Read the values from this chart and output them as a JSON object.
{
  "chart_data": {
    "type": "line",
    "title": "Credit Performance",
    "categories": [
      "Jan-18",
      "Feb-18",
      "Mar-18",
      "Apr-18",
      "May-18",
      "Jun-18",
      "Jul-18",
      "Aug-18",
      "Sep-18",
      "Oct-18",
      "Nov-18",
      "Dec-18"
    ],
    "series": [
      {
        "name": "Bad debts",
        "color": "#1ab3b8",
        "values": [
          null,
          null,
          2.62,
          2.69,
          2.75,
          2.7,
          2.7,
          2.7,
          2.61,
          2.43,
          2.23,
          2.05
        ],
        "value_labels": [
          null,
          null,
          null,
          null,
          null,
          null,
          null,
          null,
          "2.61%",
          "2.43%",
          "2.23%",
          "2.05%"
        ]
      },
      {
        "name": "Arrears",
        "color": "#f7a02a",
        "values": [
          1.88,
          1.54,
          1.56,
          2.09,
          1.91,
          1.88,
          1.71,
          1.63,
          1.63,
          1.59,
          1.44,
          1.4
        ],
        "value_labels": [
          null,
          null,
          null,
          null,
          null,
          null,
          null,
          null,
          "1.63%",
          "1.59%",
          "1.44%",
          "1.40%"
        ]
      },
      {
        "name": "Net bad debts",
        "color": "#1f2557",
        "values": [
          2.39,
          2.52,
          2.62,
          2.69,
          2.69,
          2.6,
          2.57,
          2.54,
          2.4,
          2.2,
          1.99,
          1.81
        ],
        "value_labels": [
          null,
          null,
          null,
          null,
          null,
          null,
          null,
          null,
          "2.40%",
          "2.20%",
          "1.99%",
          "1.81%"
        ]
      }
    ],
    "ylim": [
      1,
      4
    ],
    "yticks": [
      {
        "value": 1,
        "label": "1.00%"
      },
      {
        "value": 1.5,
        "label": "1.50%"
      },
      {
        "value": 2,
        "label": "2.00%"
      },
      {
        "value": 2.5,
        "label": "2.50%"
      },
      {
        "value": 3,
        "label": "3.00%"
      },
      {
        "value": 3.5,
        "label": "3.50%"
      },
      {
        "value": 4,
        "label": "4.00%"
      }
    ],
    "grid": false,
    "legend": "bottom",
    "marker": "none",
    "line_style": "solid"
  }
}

^^^^

**What to produce**: Set down every line of the listing above again, exactly as given.

**Full answer**:
Read the values from this chart and output them as a JSON object.
{
  "chart_data": {
    "type": "line",
    "title": "Credit Performance",
    "categories": [
      "Jan-18",
      "Feb-18",
      "Mar-18",
      "Apr-18",
      "May-18",
      "Jun-18",
      "Jul-18",
      "Aug-18",
      "Sep-18",
      "Oct-18",
      "Nov-18",
      "Dec-18"
    ],
    "series": [
      {
        "name": "Bad debts",
        "color": "#1ab3b8",
        "values": [
          null,
          null,
          2.62,
          2.69,
          2.75,
          2.7,
          2.7,
          2.7,
          2.61,
          2.43,
          2.23,
          2.05
        ],
        "value_labels": [
          null,
          null,
          null,
          null,
          null,
          null,
          null,
          null,
          "2.61%",
          "2.43%",
          "2.23%",
          "2.05%"
        ]
      },
      {
        "name": "Arrears",
        "color": "#f7a02a",
        "values": [
          1.88,
          1.54,
          1.56,
          2.09,
          1.91,
          1.88,
          1.71,
          1.63,
          1.63,
          1.59,
          1.44,
          1.4
        ],
        "value_labels": [
          null,
          null,
          null,
          null,
          null,
          null,
          null,
          null,
          "1.63%",
          "1.59%",
          "1.44%",
          "1.40%"
        ]
      },
      {
        "name": "Net bad debts",
        "color": "#1f2557",
        "values": [
          2.39,
          2.52,
          2.62,
          2.69,
          2.69,
          2.6,
          2.57,
          2.54,
          2.4,
          2.2,
          1.99,
          1.81
        ],
        "value_labels": [
          null,
          null,
          null,
          null,
          null,
          null,
          null,
          null,
          "2.40%",
          "2.20%",
          "1.99%",
          "1.81%"
        ]
      }
    ],
    "ylim": [
      1,
      4
    ],
    "yticks": [
      {
        "value": 1,
        "label": "1.00%"
      },
      {
        "value": 1.5,
        "label": "1.50%"
      },
      {
        "value": 2,
        "label": "2.00%"
      },
      {
        "value": 2.5,
        "label": "2.50%"
      },
      {
        "value": 3,
        "label": "3.00%"
      },
      {
        "value": 3.5,
        "label": "3.50%"
      },
      {
        "value": 4,
        "label": "4.00%"
      }
    ],
    "grid": false,
    "legend": "bottom",
    "marker": "none",
    "line_style": "solid"
  }
}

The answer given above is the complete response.